[start]
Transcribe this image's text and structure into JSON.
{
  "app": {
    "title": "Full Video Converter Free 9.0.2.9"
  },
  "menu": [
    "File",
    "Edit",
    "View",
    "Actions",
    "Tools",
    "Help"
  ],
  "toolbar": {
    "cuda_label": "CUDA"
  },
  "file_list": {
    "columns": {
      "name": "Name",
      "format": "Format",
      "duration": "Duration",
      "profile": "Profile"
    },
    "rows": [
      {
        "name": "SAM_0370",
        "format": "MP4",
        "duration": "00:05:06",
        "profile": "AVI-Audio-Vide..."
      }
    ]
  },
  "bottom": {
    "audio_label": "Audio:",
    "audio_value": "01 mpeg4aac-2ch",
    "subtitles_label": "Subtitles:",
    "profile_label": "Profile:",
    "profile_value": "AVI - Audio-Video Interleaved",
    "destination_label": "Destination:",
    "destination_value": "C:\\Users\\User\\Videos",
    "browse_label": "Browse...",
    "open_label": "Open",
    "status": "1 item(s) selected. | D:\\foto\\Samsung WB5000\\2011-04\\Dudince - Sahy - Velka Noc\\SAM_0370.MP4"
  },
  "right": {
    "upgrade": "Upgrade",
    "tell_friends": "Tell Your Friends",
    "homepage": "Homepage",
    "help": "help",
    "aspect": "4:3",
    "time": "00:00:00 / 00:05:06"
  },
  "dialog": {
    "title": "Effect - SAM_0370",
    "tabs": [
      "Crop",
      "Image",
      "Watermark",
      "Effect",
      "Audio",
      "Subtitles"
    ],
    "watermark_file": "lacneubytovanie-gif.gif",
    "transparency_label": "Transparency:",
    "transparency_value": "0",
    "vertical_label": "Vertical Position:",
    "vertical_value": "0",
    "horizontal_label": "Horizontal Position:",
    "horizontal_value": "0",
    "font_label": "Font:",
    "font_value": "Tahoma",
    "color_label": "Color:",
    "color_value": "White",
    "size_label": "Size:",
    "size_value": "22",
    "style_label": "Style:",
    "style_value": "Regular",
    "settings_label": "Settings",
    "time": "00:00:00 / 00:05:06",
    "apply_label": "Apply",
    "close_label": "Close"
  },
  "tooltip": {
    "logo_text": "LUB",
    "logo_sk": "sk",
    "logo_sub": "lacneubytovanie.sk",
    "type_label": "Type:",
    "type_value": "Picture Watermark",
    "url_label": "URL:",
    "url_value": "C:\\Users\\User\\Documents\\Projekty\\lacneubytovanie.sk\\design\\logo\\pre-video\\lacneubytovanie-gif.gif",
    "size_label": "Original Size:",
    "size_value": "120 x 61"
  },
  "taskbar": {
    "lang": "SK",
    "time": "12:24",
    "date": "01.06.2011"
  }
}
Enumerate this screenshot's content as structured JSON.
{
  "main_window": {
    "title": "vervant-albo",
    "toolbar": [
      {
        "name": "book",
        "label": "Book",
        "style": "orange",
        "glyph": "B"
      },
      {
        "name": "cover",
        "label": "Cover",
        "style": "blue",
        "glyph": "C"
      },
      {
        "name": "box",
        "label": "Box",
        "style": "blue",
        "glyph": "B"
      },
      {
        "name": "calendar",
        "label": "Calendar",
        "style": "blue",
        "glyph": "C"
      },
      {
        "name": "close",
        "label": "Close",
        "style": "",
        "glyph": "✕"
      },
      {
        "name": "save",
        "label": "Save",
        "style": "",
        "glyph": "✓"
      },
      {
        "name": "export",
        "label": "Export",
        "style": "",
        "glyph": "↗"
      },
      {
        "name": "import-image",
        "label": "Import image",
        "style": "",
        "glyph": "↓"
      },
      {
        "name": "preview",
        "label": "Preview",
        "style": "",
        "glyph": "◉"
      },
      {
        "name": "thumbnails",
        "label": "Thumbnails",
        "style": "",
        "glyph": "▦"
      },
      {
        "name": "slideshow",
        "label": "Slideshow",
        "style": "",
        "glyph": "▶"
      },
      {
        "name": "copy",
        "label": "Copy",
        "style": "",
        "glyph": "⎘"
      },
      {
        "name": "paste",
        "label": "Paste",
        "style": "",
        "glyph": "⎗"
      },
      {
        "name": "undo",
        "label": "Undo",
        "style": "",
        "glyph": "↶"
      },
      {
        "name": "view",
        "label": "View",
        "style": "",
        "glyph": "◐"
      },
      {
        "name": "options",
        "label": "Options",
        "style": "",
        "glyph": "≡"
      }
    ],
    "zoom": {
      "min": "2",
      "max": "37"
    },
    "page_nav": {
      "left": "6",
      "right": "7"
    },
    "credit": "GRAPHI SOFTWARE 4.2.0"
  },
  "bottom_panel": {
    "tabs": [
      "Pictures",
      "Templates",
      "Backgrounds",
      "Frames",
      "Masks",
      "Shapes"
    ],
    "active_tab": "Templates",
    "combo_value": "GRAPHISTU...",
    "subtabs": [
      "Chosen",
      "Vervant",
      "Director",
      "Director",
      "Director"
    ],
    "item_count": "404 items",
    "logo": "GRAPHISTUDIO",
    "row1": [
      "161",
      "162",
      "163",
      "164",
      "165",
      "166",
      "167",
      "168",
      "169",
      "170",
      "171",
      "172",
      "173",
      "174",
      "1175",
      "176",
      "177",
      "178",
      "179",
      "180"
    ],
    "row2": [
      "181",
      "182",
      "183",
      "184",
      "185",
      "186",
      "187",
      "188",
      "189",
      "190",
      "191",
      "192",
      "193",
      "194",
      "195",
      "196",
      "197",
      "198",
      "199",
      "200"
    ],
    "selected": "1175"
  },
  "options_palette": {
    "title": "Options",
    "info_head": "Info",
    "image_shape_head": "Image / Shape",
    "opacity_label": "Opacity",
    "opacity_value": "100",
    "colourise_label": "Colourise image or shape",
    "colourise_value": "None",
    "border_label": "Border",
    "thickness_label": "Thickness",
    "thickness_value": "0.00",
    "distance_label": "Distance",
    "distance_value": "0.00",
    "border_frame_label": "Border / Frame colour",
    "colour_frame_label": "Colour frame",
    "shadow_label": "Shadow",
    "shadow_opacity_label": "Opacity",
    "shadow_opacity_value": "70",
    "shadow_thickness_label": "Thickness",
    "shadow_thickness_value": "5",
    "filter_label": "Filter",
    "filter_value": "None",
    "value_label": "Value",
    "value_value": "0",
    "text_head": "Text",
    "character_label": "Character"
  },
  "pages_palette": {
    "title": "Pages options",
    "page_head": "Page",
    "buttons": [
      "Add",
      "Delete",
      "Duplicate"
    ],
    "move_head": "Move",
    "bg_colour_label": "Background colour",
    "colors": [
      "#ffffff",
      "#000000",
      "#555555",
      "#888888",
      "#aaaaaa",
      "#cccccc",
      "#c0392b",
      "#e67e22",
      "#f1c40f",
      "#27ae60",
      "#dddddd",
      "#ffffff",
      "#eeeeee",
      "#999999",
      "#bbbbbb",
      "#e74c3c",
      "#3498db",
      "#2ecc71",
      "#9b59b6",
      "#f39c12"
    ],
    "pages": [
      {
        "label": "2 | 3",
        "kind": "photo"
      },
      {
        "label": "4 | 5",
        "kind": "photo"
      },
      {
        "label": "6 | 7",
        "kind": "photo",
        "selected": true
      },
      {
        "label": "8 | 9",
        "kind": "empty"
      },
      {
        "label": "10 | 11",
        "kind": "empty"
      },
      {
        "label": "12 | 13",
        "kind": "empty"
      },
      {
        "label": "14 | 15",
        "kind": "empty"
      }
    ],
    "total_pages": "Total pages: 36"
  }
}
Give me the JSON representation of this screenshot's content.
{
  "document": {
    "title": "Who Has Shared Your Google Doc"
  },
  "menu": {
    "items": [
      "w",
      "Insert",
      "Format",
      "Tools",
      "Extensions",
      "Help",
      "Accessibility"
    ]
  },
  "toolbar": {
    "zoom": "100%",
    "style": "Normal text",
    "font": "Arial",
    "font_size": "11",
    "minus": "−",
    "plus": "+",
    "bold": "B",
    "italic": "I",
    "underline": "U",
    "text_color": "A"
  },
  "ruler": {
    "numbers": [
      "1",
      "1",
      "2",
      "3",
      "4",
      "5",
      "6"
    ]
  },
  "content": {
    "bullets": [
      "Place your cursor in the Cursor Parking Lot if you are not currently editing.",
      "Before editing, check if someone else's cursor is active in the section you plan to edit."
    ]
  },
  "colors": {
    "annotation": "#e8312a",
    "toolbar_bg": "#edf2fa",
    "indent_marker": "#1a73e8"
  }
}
[end]
Exercise objective: Print nothing but the lines from the line with "Give me the" to the last line of the records above. Both of those lines count.

Output:
Give me the JSON representation of this screenshot's content.
{
  "document": {
    "title": "Who Has Shared Your Google Doc"
  },
  "menu": {
    "items": [
      "w",
      "Insert",
      "Format",
      "Tools",
      "Extensions",
      "Help",
      "Accessibility"
    ]
  },
  "toolbar": {
    "zoom": "100%",
    "style": "Normal text",
    "font": "Arial",
    "font_size": "11",
    "minus": "−",
    "plus": "+",
    "bold": "B",
    "italic": "I",
    "underline": "U",
    "text_color": "A"
  },
  "ruler": {
    "numbers": [
      "1",
      "1",
      "2",
      "3",
      "4",
      "5",
      "6"
    ]
  },
  "content": {
    "bullets": [
      "Place your cursor in the Cursor Parking Lot if you are not currently editing.",
      "Before editing, check if someone else's cursor is active in the section you plan to edit."
    ]
  },
  "colors": {
    "annotation": "#e8312a",
    "toolbar_bg": "#edf2fa",
    "indent_marker": "#1a73e8"
  }
}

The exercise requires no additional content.